Is it hard exposing yourself through song, or was it more liberating as a way of dealing or moving on with things?
It’s funny when you go back and listen to songs and go, “Wow, I can’t believe I was feeling like that at the time.” I’m not feeling worried about sharing how I feel, my life or opening myself up – that part’s easy. I think it’s good to do as an artist. Everything we post on Facebook and Instagram and all that makes it seem like, “Oh what a wonderful life musicians have. Everything’s perfect” – but then when you listen to the music, you’re able to go “Oh hang, on a minute … they go through tough times too – just like everybody else”. That’s what I like about being open and honest – not trying to fake it to put on a front. I’m really happy to share the ins and outs and the ups and downs.
A lot of people have found the personal lyrics and raw emotion in this album to be an inspirational one. Is that something that you expected people to get out of it?
I didn’t know what people would get out of it when I wrote it. I wrote it for my own self really. And I’m an ordinary girl just like all my listeners. I felt like if I felt inspired by the songs then the listeners would as well. You write them from that perspective first and that’s something that I heard Kasey Chambers say once. She doesn’t write a song thinking about the listener in mind. She writes them for herself and if she likes them, if they resonate with her than then they’re going to resonate with other people rather than trying than to anticipate what other people are gonna like.

## Provided data
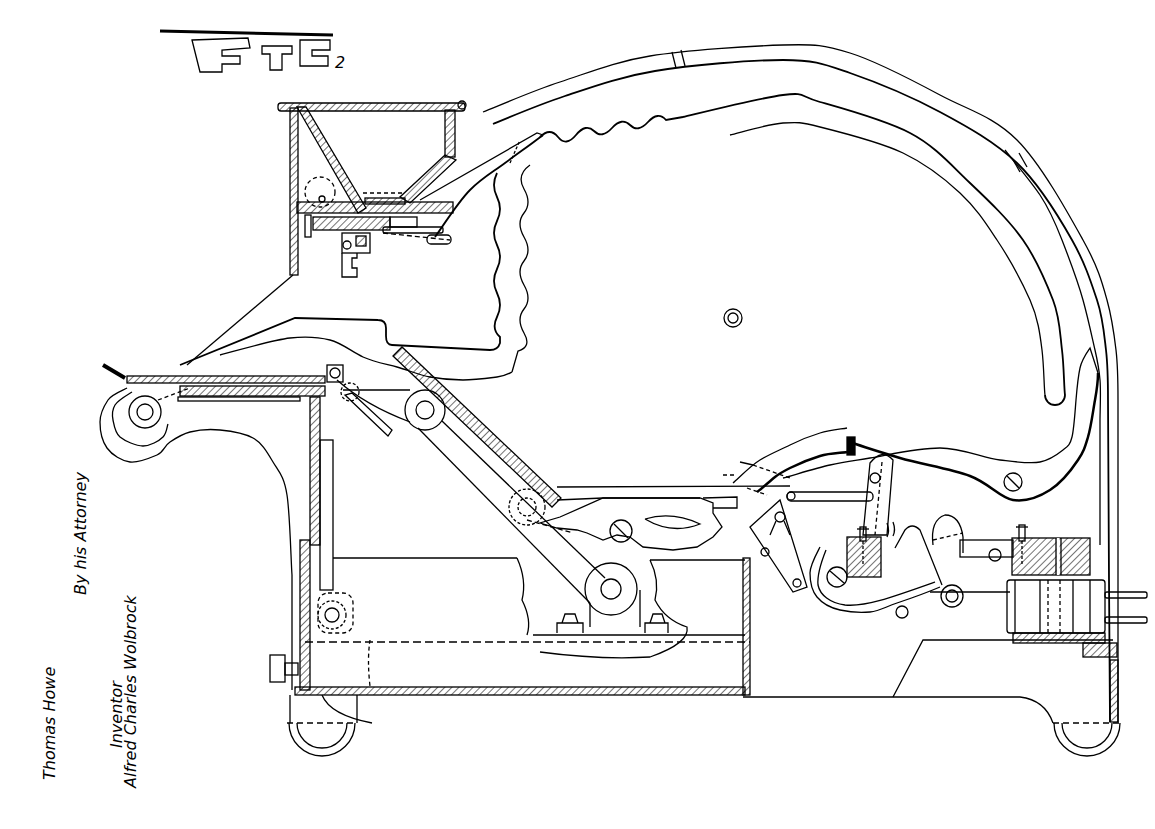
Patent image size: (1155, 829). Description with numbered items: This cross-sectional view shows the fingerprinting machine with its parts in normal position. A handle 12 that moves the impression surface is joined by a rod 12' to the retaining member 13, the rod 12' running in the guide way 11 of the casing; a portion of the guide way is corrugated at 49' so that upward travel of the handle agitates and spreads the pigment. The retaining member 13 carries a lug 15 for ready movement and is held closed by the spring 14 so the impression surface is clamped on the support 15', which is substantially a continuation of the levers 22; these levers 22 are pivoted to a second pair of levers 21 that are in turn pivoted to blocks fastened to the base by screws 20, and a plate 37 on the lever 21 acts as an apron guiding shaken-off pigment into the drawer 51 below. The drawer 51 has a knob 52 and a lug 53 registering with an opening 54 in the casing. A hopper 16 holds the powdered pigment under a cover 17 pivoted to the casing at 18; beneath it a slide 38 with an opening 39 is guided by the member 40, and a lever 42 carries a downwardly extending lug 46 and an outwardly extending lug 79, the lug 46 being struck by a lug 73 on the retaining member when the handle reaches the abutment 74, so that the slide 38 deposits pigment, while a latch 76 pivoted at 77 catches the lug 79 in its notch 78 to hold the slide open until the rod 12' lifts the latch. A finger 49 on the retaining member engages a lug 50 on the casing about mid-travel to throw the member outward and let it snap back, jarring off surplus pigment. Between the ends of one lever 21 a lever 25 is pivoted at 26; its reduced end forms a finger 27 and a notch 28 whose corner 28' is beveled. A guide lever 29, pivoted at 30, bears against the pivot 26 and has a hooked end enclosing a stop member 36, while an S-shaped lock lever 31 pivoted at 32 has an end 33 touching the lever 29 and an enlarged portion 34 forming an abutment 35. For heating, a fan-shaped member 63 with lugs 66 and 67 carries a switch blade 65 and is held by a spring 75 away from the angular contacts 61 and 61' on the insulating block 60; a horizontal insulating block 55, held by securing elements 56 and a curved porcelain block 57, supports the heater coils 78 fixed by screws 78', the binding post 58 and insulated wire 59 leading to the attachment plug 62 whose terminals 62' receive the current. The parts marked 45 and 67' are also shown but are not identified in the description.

The guide way 11 is at (833, 120).
The handle 12 is at (196, 539).
The rod 12' is at (177, 412).
The retaining member 13 is at (247, 372).
The spring 14 is at (318, 368).
The lug 15 is at (192, 359).
The support 15' is at (87, 376).
The hopper 16 is at (340, 157).
The cover 17 is at (288, 104).
The pivot 18 is at (462, 100).
The screws 20 is at (562, 616).
The levers 21 is at (470, 478).
The levers 22 is at (404, 428).
The lever 25 is at (605, 485).
The pivot 26 is at (518, 510).
The finger 27 is at (815, 492).
The notch 28 is at (807, 508).
The corner 28' is at (807, 524).
The guide lever 29 is at (700, 545).
The pivot 30 is at (622, 519).
The lock lever 31 is at (880, 428).
The pivot 32 is at (1008, 472).
The end of lock lever 33 is at (725, 518).
The enlarged portion 34 is at (790, 450).
The abutment 35 is at (868, 415).
The stop member 36 is at (680, 522).
The plate 37 is at (505, 440).
The slide 38 is at (430, 238).
The opening 39 is at (383, 207).
The guide member 40 is at (322, 232).
The lever 42 is at (300, 225).
The plate 45 is at (298, 243).
The lug 46 is at (345, 280).
The finger 49 is at (366, 419).
The corrugated portion 49' is at (611, 119).
The lug 50 is at (727, 308).
The drawer 51 is at (752, 665).
The knob 52 is at (268, 662).
The lug 53 is at (318, 663).
The opening 54 is at (365, 728).
The insulating block 55 is at (1090, 553).
The securing elements 56 is at (1075, 530).
The curved porcelain block 57 is at (1020, 600).
The binding post 58 is at (851, 562).
The insulated wire 59 is at (940, 592).
The insulating block 60 is at (975, 627).
The electric contact 61 is at (973, 526).
The electric contact 61' is at (918, 546).
The attachment plug 62 is at (1124, 640).
The terminals 62' is at (1129, 579).
The fan-shaped member 63 is at (756, 465).
The electric switch blade 65 is at (893, 490).
The lug 66 is at (846, 516).
The lug 67 is at (774, 525).
The pin 67' is at (733, 480).
The lug 73 is at (173, 362).
The abutment 74 is at (393, 332).
The spring 75 is at (848, 618).
The latch 76 is at (482, 178).
The pivot 77 is at (305, 192).
The notch 78 is at (717, 400).
The screws 78' is at (1040, 533).
The lug 79 is at (372, 252).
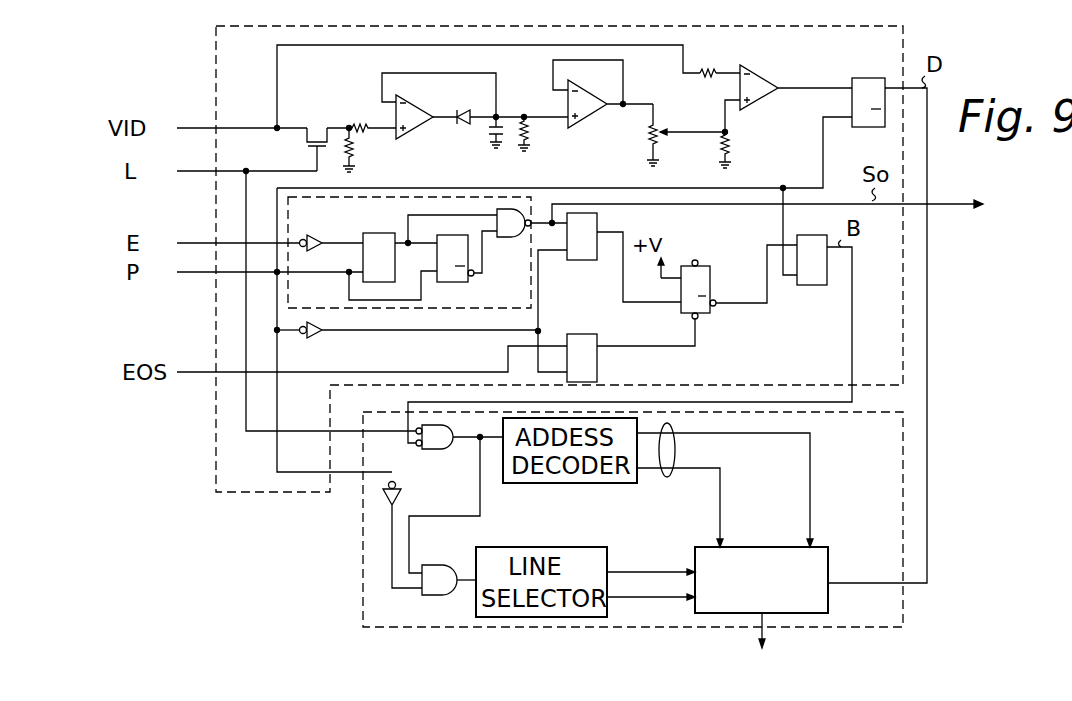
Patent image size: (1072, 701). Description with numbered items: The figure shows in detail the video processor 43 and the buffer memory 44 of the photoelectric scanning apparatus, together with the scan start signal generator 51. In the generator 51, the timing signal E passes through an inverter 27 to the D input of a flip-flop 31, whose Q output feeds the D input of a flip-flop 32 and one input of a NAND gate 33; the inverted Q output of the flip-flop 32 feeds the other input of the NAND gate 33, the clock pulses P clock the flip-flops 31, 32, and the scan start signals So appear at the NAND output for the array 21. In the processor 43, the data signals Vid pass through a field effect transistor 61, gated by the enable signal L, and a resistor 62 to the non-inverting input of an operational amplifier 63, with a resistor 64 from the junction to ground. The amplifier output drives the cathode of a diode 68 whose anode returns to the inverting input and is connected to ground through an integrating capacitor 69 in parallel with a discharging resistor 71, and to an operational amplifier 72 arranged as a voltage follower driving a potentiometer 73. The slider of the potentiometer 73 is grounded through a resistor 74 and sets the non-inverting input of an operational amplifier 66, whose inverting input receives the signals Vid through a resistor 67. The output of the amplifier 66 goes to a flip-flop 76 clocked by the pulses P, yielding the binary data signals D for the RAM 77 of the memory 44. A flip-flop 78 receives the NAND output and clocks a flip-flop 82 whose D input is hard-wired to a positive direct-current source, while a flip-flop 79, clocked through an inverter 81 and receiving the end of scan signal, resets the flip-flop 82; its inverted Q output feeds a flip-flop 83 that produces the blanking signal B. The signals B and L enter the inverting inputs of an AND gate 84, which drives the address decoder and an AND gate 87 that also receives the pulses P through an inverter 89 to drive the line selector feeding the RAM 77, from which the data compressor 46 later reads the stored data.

The video processor 43 is at (216, 45).
The buffer memory 44 is at (905, 500).
The scan start signal generator 51 is at (288, 218).
The field effect transistor 61 is at (317, 128).
The resistor 62 is at (361, 128).
The operational amplifier 63 is at (410, 100).
The resistor 64 is at (352, 153).
The operational amplifier 66 is at (766, 84).
The resistor 67 is at (711, 72).
The diode 68 is at (466, 112).
The integrating capacitor 69 is at (496, 136).
The discharging resistor 71 is at (530, 117).
The operational amplifier 72 is at (602, 116).
The potentiometer 73 is at (654, 136).
The resistor 74 is at (731, 146).
The flip-flop 76 is at (870, 78).
The RAM 77 is at (830, 601).
The flip-flop 78 is at (585, 262).
The flip-flop 79 is at (586, 334).
The inverter 81 is at (316, 338).
The flip-flop 82 is at (710, 318).
The flip-flop 83 is at (813, 290).
The AND gate 84 is at (441, 449).
The AND gate 87 is at (440, 565).
The inverter 89 is at (380, 502).
The inverter 27 is at (316, 238).
The flip-flop 31 is at (379, 233).
The flip-flop 32 is at (462, 282).
The NAND gate 33 is at (512, 232).
The array 21 is at (1014, 205).
The data compressor 46 is at (760, 646).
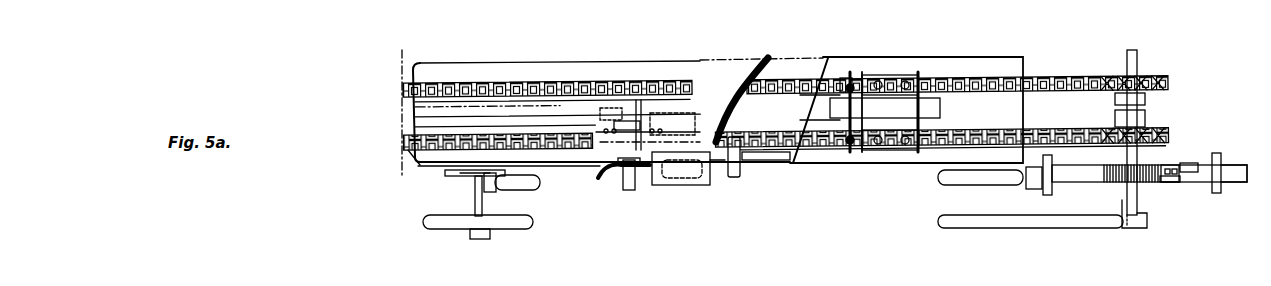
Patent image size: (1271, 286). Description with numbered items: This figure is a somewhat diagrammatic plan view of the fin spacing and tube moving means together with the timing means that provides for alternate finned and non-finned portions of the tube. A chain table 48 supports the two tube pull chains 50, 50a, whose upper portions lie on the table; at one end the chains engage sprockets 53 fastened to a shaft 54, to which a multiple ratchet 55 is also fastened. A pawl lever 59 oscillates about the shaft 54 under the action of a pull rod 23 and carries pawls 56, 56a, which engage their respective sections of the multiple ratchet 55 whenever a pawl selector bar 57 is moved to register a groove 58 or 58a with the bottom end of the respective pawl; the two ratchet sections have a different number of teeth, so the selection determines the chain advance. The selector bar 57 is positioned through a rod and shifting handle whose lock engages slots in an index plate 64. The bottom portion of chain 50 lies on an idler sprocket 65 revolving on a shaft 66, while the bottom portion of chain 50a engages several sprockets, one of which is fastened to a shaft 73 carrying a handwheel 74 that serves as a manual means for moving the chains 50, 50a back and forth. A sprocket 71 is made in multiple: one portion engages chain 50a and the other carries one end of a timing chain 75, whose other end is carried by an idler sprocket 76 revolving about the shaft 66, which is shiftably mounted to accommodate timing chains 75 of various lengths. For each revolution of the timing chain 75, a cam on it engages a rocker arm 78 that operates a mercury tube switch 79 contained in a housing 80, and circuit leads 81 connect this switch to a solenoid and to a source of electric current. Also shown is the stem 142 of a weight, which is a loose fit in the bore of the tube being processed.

The tube pull chain 50 is at (428, 82).
The tube pull chain 50a is at (412, 157).
The index plate 64 is at (452, 176).
The shaft 73 is at (476, 197).
The handwheel 74 is at (452, 230).
The sprocket 71 is at (600, 118).
The circuit leads 81 is at (600, 180).
The rocker arm 78 is at (650, 190).
The housing 80 is at (680, 186).
The mercury tube switch 79 is at (706, 186).
The shaft 66 is at (737, 178).
The idler sprocket 76 is at (762, 150).
The timing chain 75 is at (738, 75).
The idler sprocket 65 is at (762, 95).
The chain table 48 is at (856, 163).
The stem 142 is at (855, 78).
The pull rod 23 is at (1031, 228).
The shaft 54 is at (1127, 57).
The sprocket 53 is at (1150, 74).
The multiple ratchet 55 is at (1108, 184).
The pawl 56 is at (1170, 183).
The pawl 56a is at (1172, 184).
The groove 58a is at (1172, 158).
The groove 58 is at (1192, 163).
The pawl selector bar 57 is at (1232, 184).
The pawl lever 59 is at (1124, 230).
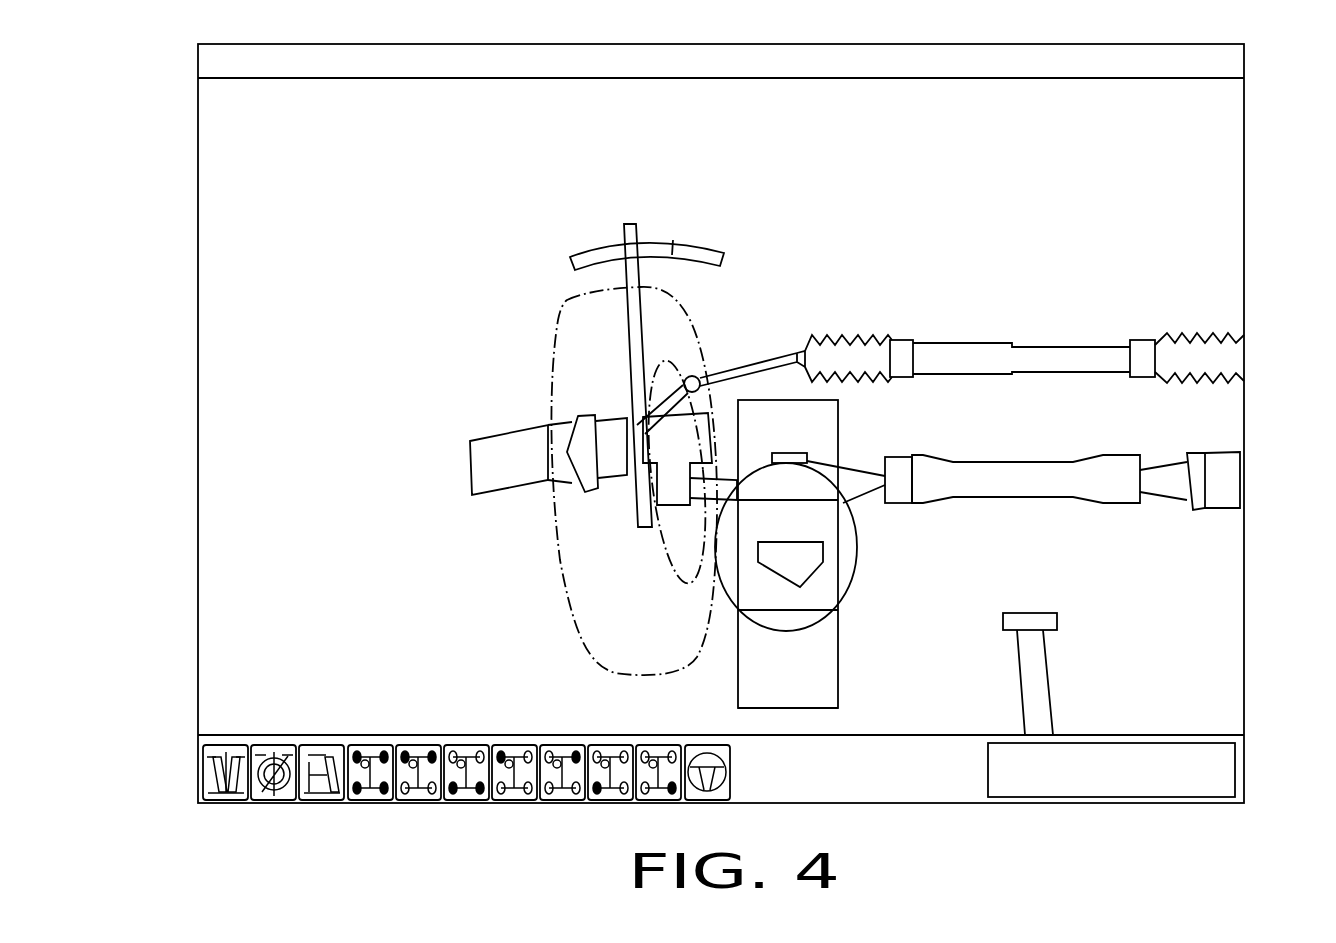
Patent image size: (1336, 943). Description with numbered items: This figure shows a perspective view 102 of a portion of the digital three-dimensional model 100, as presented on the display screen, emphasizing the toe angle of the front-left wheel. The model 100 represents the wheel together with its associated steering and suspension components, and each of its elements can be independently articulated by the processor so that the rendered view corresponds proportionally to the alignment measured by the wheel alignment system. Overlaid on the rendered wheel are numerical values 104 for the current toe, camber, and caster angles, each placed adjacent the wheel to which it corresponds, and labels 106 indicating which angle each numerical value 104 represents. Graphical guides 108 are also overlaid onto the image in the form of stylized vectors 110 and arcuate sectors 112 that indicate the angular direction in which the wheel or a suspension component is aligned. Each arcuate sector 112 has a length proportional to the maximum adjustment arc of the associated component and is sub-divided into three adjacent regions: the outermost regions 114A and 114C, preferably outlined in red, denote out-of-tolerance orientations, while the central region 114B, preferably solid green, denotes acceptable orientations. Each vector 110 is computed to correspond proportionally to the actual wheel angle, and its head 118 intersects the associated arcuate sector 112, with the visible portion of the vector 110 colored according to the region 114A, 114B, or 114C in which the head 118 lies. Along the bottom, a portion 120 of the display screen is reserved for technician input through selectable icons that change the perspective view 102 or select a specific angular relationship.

The three-dimensional model 100 is at (1108, 506).
The perspective view 102 is at (1033, 266).
The numerical values 104 is at (703, 173).
The labels 106 is at (604, 172).
The graphical guides 108 is at (735, 284).
The stylized vector 110 is at (621, 273).
The arcuate sector 112 is at (600, 245).
The outermost region 114A is at (812, 696).
The central region 114B is at (797, 609).
The outermost region 114C is at (818, 433).
The vector head 118 is at (634, 228).
The portion of the display screen 120 is at (178, 763).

## Given request 1
In the interview, who does the interviewee say once described writing songs for herself rather than with the listener in mind?
## Given request 2
Write the next part of the interview, picking up after its last sentence.
The items were drawn from a separate source unrelated to the interview.

## Exercise output 1
Kasey Chambers.

## Exercise output 2
You wrote/co-wrote all the songs on the new album bar one. Was there some nervousness that if the album failed the blame would probably fall back on you because you were so involved?
Oh for sure! But I would rather that. Sometimes you get advice [or] you don’t listen to your gut or heart and then if it doesn’t work out then I’m unhappy. But if I take my own path and my own gut instinct and it doesn’t work out than that’s just how it is. If you stay true to yourself, then I can stand by the good times and the failures as well.
I was reading your blog Following Your Arrow yesterday and I was really caught up in the parts about believing in yourself and following your dreams etc. And I think everyone in the creative field has their moments of self-doubt and disbelief. How do you keep that self belief going?
I think you’re going to just accept that you’re just gonna have to write it out sometimes. When you feel low and when you feel like it’s not working, I’m failing and I’m a failure just let those feelings happen because the very next day you’re going to feel fine again. That’s sometime I’ve learnt – the highs and lows are part of being creative. And at the moment, I’m really happy and I’m really high on life and it’s really hard to be creative. So if you look at it that way, when the self doubt comes in and the worry and the “down in the dumps” stuff – that’s when you can kind of be creative. I’ve kind of embraced it. And overwhelmingly, you’ve just got to have a balance kept in the favour of “I believe in myself” and for me that’s just me trying to constantly trying to remind myself of far I’ve come and what my other options were. My other options were to stay in a corporate job that I hated and be sitting here now 10 years later in that same job perhaps going “I wish I could given singing a go”. Who knows where I would have been and I’m lucky that I don’t have that regret. I can sit here and go “Well I gave it a shot and this is what’s happened.” It’s been good fun.
Was there a definitive moment when you realised “I want to do this”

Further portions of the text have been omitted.